* [Exercise instructions] Using the listing below, select the lines with the word "сметы" and copy them.
┏━━
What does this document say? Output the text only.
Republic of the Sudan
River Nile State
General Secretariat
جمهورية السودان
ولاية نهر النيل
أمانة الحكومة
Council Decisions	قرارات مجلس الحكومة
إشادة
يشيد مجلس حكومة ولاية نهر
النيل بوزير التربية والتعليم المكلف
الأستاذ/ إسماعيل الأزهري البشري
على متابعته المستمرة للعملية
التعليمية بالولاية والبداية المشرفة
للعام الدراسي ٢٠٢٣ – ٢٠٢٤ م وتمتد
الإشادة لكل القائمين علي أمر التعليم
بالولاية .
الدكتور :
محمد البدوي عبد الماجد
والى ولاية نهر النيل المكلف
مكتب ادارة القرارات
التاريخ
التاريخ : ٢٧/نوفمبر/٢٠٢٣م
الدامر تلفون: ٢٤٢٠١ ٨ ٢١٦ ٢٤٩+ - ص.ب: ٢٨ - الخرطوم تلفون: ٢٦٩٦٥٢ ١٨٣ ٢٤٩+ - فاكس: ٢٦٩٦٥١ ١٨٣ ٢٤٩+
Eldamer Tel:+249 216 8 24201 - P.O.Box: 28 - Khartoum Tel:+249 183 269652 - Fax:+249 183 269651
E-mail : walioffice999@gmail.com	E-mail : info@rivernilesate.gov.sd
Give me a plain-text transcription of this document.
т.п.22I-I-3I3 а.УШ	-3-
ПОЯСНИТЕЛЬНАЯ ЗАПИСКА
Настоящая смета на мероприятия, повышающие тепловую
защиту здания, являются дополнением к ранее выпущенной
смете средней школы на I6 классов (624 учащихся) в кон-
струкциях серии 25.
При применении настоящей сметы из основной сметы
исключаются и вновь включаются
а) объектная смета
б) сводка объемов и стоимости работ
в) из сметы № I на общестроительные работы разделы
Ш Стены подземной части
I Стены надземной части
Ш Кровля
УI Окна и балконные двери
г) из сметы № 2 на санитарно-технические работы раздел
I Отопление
┗━━
* [Reply to the task]
При применении настоящей сметы из основной сметы
в) из сметы № I на общестроительные работы разделы
г) из сметы № 2 на санитарно-технические работы раздел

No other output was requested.